Do this:
Check the listing below line by line and report how many lines hold "Luka", with no other words.

········

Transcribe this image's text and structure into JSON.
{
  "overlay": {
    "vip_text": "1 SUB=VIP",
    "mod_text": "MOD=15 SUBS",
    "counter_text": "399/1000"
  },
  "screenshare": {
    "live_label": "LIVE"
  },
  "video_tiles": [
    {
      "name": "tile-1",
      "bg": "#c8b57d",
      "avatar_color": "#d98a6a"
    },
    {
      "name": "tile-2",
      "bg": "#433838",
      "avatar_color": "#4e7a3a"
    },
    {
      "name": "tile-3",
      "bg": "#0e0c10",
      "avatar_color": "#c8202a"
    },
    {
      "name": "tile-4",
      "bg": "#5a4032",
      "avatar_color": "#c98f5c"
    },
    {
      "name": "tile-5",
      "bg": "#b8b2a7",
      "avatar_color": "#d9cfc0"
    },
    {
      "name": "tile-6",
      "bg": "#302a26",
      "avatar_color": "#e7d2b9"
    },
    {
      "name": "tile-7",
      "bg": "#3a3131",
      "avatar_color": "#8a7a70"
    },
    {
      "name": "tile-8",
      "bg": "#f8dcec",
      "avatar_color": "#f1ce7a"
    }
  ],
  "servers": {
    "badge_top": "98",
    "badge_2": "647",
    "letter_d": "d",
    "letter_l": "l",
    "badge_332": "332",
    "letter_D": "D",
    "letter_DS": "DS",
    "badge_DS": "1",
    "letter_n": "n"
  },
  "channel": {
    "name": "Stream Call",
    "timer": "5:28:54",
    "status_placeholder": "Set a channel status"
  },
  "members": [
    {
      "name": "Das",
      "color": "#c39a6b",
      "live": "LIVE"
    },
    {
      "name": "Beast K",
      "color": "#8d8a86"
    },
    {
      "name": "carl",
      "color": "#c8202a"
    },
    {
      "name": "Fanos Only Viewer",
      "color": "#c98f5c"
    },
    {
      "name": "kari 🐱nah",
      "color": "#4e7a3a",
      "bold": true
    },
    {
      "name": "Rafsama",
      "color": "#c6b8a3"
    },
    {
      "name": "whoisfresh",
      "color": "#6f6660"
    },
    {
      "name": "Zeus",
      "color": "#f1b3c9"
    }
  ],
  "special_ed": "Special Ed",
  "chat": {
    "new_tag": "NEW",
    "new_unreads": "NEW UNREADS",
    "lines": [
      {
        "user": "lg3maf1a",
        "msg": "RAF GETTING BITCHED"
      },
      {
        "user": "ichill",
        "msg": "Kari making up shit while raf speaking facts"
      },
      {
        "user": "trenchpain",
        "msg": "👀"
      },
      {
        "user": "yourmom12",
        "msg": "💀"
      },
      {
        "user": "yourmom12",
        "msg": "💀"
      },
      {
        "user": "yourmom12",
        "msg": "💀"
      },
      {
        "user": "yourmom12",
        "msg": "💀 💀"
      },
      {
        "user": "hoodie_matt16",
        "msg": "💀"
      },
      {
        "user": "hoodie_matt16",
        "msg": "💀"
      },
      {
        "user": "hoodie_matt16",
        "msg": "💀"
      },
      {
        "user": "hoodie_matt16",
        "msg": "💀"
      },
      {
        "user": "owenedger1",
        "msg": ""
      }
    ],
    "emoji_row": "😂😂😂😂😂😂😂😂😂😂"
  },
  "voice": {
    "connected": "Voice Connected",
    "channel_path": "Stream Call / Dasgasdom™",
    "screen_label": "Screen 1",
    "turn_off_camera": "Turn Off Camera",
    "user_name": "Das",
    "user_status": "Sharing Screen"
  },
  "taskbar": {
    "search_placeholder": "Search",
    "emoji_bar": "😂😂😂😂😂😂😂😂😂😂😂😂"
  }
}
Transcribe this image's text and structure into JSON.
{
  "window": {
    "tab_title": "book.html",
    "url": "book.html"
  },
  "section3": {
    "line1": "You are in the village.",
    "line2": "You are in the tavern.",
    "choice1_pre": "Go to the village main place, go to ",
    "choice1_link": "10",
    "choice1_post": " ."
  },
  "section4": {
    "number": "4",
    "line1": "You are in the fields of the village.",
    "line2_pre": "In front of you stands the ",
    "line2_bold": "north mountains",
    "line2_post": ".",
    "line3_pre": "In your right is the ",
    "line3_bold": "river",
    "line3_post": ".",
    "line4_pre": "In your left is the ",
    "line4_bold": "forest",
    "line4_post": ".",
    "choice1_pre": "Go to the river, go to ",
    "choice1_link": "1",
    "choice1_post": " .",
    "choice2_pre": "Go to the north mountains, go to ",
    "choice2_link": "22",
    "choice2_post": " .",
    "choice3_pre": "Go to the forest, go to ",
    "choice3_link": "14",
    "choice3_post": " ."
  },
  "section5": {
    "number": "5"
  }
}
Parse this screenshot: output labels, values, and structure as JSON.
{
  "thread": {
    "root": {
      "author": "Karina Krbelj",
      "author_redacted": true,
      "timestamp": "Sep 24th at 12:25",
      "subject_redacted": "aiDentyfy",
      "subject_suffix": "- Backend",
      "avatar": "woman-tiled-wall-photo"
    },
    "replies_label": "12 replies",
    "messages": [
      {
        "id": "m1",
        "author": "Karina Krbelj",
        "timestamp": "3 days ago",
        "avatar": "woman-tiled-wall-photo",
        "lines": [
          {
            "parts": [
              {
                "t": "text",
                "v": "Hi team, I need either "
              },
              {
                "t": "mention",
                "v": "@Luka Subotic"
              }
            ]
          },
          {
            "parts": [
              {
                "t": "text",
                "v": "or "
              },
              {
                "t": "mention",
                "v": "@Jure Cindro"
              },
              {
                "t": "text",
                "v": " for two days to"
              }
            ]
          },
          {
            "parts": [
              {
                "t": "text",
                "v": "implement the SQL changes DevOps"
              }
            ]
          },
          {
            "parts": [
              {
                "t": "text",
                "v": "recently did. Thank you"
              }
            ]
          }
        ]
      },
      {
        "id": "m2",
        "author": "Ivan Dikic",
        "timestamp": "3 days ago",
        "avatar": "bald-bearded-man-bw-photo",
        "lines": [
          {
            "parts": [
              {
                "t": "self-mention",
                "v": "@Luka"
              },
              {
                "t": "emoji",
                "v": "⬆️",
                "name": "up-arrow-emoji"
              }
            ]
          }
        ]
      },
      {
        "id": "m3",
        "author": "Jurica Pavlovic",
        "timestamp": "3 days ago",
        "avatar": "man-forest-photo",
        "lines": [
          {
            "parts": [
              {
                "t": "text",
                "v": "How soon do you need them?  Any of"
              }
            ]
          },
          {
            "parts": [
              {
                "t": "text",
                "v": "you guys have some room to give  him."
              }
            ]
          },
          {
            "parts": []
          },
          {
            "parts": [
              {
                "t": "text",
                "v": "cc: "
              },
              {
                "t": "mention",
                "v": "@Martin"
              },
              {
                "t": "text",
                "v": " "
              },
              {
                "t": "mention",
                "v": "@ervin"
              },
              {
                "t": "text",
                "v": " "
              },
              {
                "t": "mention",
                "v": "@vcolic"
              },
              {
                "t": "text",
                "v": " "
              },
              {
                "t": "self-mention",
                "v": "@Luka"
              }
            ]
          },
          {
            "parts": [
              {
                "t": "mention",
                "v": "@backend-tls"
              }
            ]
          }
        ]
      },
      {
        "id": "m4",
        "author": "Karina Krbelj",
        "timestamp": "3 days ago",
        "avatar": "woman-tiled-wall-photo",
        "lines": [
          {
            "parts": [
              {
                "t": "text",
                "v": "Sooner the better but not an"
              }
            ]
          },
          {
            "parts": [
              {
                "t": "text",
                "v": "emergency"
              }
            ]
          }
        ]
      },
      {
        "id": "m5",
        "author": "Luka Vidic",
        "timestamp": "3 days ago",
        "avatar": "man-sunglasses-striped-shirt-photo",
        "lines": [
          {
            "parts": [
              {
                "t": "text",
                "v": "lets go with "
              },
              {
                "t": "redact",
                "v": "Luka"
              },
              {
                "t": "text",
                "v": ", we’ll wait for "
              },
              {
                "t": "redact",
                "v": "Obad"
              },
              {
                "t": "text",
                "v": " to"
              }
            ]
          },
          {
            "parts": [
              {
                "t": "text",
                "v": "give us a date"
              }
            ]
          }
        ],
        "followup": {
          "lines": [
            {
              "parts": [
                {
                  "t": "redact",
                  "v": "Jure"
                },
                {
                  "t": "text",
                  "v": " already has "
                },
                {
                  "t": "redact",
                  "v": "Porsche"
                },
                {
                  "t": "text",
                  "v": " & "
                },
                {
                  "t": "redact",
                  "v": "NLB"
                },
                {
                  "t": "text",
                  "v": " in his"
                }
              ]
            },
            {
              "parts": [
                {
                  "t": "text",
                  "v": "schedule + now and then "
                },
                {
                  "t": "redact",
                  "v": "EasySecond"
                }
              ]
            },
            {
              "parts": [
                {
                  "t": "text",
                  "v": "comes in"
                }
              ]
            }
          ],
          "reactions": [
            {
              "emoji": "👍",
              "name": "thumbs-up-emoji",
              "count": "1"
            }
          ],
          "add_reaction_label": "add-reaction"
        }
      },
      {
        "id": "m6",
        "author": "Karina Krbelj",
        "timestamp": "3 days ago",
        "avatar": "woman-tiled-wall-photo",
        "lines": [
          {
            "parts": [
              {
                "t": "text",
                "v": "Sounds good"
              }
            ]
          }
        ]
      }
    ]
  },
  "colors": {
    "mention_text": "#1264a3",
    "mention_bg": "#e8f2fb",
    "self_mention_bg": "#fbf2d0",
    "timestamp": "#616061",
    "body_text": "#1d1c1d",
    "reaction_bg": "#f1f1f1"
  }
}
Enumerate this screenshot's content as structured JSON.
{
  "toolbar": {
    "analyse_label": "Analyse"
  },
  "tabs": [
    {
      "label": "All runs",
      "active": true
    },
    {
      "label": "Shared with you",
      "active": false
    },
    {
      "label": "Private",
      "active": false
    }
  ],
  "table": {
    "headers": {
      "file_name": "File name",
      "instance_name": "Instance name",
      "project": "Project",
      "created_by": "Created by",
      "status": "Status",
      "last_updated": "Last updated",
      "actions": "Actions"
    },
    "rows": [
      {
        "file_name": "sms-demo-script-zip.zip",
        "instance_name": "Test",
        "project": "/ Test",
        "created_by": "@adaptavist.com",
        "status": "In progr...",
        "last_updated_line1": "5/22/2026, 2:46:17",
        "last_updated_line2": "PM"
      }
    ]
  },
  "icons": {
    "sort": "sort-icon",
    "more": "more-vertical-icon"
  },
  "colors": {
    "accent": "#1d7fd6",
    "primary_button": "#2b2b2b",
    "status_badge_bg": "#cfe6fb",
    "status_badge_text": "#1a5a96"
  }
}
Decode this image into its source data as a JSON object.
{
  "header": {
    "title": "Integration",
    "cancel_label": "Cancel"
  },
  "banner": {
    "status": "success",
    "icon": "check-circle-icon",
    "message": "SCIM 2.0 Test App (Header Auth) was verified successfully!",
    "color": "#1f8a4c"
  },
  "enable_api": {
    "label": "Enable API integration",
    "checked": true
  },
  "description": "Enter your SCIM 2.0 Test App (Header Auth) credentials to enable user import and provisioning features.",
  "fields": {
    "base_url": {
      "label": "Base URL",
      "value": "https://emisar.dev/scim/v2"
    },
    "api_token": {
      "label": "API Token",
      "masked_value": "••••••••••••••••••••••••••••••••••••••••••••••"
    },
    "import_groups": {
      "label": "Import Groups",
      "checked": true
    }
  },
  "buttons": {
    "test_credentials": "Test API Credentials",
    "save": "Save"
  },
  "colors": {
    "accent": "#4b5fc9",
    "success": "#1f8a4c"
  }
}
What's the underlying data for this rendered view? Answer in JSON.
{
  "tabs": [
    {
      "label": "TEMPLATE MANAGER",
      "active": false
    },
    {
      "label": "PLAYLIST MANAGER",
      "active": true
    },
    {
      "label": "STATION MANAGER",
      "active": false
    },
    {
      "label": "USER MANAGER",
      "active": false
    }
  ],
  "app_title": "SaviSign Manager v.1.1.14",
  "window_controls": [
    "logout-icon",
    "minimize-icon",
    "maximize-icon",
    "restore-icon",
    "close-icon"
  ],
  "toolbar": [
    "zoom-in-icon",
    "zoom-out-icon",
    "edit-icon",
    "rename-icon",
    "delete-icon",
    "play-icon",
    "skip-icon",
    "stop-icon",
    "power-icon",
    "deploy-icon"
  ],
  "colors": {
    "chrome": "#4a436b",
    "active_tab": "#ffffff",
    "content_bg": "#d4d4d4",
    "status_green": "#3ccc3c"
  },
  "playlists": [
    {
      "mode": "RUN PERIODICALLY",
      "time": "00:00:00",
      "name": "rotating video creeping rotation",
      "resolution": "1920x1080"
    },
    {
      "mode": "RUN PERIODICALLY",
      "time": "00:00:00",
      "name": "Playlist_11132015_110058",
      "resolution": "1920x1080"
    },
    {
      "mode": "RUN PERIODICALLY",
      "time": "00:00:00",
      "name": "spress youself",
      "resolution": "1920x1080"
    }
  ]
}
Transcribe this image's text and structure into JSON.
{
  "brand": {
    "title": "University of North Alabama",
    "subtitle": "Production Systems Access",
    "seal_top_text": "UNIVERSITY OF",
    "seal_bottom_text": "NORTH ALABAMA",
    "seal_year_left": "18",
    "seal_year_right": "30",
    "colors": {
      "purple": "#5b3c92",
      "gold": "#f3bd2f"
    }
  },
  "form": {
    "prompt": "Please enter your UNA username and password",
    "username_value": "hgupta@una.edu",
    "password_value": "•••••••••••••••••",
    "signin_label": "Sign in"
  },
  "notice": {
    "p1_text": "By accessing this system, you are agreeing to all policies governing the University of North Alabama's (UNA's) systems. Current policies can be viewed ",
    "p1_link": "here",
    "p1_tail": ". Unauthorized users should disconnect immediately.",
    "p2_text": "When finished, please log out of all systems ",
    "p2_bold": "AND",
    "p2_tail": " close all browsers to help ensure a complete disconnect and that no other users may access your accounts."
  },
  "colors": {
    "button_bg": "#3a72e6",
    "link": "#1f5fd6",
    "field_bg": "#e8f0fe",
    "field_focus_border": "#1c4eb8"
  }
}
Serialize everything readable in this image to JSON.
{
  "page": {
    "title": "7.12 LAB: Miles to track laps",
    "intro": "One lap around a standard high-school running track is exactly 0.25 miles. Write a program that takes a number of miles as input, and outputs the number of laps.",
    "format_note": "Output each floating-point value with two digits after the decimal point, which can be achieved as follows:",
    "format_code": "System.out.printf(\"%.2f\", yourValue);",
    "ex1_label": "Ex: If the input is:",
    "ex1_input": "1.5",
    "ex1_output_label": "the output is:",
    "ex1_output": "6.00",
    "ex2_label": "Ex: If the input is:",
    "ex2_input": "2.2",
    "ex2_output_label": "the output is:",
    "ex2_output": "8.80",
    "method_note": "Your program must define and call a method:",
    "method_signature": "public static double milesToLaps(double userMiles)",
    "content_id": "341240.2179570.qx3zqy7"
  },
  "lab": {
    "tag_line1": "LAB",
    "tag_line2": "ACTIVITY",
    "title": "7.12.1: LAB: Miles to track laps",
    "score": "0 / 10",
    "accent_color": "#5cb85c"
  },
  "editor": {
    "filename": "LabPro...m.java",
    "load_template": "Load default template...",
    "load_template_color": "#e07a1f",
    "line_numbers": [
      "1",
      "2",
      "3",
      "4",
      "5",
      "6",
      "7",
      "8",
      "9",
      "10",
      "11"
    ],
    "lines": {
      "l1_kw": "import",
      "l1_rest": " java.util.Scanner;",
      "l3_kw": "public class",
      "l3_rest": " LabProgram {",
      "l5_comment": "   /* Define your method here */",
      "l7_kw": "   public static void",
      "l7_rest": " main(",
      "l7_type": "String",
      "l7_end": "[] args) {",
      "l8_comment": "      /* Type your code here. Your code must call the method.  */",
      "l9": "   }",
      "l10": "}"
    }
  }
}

········

Task response:
5